» **What this task involves**: Of all the lines in the material, how many contain the word "Velpeau"? State the number alone.

» **Provided records**:
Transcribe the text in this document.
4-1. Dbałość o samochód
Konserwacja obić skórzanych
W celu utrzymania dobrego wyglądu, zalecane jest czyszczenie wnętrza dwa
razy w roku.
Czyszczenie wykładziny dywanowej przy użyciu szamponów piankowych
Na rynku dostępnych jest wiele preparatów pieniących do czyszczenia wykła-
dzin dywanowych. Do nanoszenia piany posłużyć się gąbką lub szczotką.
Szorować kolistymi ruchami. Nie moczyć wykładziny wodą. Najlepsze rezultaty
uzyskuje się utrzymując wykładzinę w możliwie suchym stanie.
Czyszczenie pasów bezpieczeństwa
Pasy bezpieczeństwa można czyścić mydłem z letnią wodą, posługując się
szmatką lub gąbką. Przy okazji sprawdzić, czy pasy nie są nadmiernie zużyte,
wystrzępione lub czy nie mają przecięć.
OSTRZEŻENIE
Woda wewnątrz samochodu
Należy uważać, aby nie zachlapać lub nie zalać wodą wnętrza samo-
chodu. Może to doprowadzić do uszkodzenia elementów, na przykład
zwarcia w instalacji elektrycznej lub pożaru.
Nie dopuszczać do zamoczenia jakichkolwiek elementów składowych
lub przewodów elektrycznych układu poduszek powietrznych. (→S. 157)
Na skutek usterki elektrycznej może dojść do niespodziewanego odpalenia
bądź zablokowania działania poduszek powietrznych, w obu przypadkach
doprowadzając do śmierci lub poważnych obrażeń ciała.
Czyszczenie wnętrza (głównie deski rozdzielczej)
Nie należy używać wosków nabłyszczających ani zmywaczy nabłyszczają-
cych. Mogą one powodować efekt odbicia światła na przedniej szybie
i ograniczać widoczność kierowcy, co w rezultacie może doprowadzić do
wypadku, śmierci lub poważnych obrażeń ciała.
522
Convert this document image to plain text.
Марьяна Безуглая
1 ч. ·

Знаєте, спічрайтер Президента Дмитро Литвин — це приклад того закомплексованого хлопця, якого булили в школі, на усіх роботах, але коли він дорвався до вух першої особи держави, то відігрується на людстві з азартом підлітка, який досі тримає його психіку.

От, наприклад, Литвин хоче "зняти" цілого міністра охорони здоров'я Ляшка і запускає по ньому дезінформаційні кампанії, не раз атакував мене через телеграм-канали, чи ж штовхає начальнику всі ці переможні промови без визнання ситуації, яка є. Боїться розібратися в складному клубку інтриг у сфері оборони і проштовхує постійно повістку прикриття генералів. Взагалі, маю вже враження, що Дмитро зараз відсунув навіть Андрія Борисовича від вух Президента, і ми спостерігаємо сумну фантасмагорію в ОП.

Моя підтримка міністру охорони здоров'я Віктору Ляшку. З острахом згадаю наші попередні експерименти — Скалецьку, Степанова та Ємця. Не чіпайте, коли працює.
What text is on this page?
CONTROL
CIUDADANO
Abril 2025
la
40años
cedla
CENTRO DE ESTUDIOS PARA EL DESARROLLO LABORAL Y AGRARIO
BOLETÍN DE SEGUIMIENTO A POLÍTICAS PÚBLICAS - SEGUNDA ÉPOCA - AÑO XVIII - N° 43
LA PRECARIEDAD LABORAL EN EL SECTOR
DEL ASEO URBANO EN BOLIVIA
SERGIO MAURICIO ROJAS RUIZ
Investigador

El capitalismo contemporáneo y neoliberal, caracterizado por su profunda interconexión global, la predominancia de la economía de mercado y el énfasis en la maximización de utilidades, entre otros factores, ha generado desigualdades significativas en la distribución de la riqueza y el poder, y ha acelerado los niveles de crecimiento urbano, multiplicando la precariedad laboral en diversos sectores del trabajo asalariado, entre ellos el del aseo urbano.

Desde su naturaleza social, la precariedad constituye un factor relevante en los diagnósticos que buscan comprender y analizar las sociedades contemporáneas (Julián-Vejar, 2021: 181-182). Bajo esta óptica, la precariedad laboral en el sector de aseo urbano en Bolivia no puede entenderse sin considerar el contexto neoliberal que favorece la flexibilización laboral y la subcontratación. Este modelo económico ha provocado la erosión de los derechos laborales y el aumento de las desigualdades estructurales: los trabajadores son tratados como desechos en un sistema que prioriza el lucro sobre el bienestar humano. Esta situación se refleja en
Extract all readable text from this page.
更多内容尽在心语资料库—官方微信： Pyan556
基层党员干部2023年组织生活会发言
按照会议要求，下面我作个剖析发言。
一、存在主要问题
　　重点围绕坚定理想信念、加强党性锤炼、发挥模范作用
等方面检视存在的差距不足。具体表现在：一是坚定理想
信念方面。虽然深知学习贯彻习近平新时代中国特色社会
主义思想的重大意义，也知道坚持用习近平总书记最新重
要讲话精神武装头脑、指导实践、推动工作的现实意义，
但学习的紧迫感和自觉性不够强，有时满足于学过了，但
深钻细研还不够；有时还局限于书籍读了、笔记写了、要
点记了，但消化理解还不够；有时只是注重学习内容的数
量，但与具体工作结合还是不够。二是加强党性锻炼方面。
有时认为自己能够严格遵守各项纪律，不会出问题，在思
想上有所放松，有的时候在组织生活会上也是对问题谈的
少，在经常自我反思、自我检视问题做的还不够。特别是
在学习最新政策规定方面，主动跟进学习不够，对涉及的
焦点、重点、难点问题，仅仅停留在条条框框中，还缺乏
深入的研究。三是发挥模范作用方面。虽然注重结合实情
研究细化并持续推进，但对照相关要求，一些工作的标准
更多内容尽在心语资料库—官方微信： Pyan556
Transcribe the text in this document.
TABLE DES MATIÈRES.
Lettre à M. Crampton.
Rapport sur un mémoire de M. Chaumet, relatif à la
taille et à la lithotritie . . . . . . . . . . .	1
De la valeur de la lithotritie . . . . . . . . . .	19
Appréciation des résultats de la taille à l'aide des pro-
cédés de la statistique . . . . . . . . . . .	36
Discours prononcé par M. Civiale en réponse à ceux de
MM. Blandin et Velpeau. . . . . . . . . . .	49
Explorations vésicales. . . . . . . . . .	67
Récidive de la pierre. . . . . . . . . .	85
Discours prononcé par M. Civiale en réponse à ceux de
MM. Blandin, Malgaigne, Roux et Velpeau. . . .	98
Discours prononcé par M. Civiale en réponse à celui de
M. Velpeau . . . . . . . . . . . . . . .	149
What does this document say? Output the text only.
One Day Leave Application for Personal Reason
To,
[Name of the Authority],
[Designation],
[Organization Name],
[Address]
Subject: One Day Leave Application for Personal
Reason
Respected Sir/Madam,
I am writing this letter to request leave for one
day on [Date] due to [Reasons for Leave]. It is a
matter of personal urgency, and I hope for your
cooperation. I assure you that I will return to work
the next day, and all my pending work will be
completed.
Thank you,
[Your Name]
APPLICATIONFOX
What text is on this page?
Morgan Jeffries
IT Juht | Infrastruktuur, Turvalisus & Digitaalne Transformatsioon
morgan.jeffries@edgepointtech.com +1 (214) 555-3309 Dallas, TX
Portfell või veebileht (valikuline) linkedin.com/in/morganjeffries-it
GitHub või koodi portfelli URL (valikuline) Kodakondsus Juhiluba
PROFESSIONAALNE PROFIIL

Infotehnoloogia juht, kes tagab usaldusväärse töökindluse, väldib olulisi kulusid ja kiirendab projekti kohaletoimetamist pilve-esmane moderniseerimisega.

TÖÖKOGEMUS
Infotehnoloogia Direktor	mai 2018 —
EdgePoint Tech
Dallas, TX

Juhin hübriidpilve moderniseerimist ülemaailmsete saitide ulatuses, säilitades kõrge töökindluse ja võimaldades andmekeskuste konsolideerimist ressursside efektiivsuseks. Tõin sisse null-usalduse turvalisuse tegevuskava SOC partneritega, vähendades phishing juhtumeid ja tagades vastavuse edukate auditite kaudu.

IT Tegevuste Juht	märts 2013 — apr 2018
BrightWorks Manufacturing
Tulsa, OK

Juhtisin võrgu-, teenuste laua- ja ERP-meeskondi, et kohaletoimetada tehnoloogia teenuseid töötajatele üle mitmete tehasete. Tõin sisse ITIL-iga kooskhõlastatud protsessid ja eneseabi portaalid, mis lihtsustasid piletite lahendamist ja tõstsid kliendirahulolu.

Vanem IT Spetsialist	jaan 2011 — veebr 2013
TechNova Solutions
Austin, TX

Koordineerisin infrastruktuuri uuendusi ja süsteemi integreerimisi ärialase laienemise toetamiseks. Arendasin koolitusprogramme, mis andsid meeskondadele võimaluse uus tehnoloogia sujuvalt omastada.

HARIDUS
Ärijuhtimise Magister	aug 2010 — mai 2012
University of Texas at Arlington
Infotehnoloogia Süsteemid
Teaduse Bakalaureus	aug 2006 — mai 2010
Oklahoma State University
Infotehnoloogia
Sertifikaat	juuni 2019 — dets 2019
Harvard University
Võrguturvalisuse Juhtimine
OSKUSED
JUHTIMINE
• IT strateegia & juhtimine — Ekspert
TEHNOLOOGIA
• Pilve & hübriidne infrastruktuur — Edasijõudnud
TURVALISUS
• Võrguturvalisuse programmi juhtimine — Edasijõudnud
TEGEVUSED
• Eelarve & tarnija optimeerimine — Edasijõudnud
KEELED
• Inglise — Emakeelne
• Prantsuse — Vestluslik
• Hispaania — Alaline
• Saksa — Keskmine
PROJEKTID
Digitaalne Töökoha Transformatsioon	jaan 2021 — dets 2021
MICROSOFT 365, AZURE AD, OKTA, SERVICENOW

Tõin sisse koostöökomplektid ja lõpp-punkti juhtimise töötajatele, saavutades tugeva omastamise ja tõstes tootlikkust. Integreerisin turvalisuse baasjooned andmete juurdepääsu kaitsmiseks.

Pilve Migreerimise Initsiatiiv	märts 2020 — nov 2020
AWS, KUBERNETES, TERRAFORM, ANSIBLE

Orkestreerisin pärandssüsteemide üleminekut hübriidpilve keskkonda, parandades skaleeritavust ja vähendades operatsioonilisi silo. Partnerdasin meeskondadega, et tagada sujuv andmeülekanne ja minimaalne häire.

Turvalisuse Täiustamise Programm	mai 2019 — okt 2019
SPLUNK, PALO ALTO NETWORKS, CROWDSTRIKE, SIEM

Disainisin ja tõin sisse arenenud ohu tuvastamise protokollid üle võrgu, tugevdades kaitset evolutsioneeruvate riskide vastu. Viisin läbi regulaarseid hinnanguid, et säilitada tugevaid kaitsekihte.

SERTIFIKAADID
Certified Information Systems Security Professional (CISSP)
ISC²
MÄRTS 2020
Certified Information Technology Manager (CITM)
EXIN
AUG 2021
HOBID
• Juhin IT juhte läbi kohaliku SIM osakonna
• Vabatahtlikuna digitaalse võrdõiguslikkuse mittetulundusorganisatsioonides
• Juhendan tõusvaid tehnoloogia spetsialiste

» **Response for this exercise**: 3